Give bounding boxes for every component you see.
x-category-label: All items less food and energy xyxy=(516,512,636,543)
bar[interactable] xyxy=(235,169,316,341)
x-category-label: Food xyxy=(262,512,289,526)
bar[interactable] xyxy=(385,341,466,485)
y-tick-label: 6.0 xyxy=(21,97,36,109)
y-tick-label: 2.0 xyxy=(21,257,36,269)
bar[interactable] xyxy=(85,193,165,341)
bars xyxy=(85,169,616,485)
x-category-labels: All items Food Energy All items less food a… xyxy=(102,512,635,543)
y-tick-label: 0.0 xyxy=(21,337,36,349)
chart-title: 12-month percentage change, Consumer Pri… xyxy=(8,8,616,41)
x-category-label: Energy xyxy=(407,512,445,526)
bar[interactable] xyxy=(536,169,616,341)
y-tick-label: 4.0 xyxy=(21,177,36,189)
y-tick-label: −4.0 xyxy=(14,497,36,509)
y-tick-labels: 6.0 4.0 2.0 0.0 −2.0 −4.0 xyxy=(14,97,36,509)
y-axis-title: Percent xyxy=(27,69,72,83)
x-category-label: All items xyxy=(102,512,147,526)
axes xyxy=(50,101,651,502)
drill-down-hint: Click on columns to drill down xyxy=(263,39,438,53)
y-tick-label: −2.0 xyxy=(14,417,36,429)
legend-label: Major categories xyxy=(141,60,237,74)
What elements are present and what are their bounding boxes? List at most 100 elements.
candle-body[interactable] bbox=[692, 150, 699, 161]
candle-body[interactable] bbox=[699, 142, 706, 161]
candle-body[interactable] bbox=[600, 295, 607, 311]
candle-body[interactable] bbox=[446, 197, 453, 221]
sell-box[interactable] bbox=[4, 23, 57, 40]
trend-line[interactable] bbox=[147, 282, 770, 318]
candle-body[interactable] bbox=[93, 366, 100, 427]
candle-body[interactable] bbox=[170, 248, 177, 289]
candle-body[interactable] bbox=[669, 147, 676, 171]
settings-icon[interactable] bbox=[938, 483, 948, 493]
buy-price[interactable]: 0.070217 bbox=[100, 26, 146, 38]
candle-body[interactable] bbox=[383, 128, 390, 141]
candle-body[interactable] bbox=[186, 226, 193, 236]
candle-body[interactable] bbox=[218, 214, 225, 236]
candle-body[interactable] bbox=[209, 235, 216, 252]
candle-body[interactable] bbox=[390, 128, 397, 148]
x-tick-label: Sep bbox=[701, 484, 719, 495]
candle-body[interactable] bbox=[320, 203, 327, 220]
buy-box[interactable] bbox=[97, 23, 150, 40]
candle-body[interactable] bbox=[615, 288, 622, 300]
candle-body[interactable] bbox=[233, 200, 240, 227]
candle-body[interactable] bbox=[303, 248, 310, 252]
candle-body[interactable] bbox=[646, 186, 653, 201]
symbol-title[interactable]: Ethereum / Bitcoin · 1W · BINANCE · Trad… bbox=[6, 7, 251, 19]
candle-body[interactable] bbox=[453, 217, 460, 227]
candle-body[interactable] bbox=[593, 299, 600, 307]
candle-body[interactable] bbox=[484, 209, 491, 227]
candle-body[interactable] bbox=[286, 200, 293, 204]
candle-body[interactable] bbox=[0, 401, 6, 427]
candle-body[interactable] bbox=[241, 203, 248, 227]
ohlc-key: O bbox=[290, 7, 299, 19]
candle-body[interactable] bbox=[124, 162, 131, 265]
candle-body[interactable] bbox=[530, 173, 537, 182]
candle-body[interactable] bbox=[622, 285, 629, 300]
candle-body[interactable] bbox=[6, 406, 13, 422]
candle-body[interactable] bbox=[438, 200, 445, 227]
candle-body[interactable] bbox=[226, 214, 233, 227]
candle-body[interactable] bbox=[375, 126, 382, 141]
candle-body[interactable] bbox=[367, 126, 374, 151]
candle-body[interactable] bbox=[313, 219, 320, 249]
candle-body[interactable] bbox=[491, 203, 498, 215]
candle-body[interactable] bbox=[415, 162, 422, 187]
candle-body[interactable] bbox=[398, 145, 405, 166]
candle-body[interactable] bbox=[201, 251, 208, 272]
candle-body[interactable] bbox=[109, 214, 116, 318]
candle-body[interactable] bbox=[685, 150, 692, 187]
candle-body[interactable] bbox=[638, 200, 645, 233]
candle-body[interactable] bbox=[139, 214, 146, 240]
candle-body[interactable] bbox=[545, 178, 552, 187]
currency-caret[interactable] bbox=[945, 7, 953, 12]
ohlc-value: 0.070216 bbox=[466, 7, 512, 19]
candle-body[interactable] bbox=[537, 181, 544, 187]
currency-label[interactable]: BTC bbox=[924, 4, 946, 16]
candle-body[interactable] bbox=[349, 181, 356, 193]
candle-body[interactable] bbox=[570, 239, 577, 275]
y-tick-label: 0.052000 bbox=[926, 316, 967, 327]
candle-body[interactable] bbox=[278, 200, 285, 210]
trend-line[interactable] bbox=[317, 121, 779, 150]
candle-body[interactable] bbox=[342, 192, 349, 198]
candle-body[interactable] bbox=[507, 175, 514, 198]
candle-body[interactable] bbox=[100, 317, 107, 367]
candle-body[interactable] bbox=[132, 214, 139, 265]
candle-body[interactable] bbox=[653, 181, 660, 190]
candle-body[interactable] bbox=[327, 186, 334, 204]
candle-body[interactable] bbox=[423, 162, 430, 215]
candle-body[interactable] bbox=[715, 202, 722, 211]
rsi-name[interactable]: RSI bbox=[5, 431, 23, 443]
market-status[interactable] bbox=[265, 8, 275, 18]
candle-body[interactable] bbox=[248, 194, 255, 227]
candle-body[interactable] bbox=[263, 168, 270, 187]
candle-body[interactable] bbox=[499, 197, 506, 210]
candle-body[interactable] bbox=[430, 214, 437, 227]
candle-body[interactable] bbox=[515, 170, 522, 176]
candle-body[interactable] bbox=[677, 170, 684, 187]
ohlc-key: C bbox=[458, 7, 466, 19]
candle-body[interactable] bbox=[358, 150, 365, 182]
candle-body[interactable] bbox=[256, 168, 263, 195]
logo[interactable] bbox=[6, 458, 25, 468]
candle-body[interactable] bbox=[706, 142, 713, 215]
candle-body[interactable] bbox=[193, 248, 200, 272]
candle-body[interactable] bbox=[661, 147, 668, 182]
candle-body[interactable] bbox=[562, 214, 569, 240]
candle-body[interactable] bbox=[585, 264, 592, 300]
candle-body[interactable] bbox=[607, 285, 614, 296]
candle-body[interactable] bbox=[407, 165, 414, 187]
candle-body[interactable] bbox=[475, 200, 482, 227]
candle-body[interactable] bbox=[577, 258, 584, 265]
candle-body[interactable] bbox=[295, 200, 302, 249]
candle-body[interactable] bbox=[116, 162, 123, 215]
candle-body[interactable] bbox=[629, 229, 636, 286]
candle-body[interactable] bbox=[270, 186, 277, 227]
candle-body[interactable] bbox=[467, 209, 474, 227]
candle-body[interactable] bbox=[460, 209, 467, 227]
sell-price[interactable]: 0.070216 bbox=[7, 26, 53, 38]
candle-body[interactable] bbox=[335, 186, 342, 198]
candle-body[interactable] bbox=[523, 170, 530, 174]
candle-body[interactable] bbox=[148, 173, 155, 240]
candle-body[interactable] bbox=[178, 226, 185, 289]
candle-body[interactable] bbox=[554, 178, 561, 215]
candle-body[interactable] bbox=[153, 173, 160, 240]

◆ The task
Copy the records verbatim from their first line through the line containing "axes xyxy=(50,101,651,502)", including that line.

◆ Solution to this task
Give bounding boxes for every component you see.
x-category-label: All items less food and energy xyxy=(516,512,636,543)
bar[interactable] xyxy=(235,169,316,341)
x-category-label: Food xyxy=(262,512,289,526)
bar[interactable] xyxy=(385,341,466,485)
y-tick-label: 6.0 xyxy=(21,97,36,109)
y-tick-label: 2.0 xyxy=(21,257,36,269)
bar[interactable] xyxy=(85,193,165,341)
bars xyxy=(85,169,616,485)
x-category-labels: All items Food Energy All items less food a… xyxy=(102,512,635,543)
y-tick-label: 0.0 xyxy=(21,337,36,349)
chart-title: 12-month percentage change, Consumer Pri… xyxy=(8,8,616,41)
x-category-label: Energy xyxy=(407,512,445,526)
bar[interactable] xyxy=(536,169,616,341)
y-tick-label: 4.0 xyxy=(21,177,36,189)
y-tick-label: −4.0 xyxy=(14,497,36,509)
y-tick-labels: 6.0 4.0 2.0 0.0 −2.0 −4.0 xyxy=(14,97,36,509)
y-axis-title: Percent xyxy=(27,69,72,83)
x-category-label: All items xyxy=(102,512,147,526)
axes xyxy=(50,101,651,502)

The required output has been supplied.